> **What the task requires**:
Check the listing below for lines with the word "screenshot" and say how many there are, with nothing but the number.

> **Data for processing**:
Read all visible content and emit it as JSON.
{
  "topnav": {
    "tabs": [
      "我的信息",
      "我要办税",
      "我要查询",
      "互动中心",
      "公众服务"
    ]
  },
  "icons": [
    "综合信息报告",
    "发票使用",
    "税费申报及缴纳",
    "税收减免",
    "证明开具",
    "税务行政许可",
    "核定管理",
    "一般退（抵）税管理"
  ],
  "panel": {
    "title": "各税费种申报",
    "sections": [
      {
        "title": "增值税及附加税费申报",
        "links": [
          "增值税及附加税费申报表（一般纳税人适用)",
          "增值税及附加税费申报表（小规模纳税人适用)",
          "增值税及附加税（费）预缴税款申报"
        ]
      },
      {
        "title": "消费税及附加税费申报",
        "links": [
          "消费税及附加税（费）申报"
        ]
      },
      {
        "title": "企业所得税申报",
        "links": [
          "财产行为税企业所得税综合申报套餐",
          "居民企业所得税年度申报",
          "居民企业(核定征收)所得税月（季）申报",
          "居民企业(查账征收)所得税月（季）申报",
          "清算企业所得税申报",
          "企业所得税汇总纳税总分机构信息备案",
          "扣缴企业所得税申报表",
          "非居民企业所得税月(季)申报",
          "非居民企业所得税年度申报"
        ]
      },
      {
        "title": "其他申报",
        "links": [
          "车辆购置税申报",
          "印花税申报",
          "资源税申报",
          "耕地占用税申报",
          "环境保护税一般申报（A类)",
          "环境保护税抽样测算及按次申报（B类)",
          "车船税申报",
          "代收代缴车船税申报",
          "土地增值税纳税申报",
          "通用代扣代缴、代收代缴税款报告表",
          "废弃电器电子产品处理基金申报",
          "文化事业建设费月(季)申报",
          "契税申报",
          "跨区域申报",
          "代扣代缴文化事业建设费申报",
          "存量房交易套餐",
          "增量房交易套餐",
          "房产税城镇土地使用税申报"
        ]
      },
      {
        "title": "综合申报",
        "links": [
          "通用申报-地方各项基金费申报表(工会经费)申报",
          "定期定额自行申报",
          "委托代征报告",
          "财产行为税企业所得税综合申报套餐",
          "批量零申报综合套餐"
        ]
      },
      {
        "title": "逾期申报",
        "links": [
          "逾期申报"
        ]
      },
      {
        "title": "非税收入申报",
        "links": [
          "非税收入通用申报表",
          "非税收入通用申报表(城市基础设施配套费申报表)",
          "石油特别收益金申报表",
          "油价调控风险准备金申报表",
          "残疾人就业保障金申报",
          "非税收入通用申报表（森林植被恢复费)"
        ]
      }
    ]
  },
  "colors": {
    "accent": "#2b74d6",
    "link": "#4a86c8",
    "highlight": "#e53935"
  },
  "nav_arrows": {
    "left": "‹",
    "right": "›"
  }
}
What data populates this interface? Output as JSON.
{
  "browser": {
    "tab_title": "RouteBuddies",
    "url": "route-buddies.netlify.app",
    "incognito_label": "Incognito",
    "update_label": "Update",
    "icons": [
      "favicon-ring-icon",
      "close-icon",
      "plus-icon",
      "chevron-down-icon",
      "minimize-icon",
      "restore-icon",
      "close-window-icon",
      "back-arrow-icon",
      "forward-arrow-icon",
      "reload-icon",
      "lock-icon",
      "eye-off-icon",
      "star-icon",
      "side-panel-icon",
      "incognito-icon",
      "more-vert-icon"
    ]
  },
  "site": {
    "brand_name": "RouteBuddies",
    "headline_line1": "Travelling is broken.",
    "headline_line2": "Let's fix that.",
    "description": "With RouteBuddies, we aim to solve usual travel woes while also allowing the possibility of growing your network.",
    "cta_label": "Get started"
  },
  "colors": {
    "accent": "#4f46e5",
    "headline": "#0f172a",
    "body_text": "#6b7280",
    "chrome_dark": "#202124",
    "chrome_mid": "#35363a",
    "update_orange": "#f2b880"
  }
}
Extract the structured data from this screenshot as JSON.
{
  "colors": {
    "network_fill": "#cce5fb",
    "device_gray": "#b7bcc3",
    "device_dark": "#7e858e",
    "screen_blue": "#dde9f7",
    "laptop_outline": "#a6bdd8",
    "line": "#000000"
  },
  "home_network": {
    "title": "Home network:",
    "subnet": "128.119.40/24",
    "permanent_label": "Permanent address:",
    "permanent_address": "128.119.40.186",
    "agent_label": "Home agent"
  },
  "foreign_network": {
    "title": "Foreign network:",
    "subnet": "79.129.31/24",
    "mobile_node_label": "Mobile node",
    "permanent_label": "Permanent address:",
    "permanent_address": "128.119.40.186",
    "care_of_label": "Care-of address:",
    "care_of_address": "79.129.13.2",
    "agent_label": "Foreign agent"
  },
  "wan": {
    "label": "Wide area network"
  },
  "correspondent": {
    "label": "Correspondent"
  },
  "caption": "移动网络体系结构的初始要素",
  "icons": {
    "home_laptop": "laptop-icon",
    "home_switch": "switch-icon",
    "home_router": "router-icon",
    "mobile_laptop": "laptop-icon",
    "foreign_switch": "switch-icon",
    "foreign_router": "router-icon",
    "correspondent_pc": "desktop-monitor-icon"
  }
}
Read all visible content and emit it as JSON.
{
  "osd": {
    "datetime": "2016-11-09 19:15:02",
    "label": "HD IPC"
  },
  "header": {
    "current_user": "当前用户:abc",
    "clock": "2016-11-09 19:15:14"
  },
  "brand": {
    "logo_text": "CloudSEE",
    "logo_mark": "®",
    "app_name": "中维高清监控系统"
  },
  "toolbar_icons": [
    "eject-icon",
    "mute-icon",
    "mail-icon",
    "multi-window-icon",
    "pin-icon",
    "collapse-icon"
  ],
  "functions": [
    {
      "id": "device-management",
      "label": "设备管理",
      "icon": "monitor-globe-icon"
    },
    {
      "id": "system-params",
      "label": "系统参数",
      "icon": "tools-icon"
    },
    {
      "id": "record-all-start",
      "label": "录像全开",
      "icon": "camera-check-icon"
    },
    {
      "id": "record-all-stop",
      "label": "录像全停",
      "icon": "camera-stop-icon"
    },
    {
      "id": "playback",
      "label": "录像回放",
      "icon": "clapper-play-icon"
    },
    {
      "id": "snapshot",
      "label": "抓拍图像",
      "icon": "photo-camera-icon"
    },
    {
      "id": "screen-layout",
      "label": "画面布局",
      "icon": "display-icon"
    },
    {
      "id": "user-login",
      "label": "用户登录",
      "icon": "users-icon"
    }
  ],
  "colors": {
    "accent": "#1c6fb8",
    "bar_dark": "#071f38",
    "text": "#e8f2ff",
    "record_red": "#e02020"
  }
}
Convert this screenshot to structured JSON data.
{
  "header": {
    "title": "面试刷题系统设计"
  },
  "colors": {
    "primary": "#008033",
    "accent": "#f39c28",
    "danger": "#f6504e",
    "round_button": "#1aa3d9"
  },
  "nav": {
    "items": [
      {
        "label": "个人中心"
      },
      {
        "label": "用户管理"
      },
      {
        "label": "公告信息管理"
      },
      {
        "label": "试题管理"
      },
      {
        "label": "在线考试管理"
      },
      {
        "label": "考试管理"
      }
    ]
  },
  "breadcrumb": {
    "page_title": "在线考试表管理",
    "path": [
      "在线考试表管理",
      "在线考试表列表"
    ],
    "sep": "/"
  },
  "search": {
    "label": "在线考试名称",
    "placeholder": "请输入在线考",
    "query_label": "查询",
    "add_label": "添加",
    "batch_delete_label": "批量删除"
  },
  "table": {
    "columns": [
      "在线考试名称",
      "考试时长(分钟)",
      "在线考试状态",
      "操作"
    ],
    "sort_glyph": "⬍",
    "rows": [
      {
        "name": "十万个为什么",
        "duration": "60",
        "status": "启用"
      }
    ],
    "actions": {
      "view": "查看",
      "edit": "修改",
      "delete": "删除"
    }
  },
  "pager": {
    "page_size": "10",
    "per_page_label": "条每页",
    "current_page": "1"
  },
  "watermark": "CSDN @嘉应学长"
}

> **Worked solution**:
2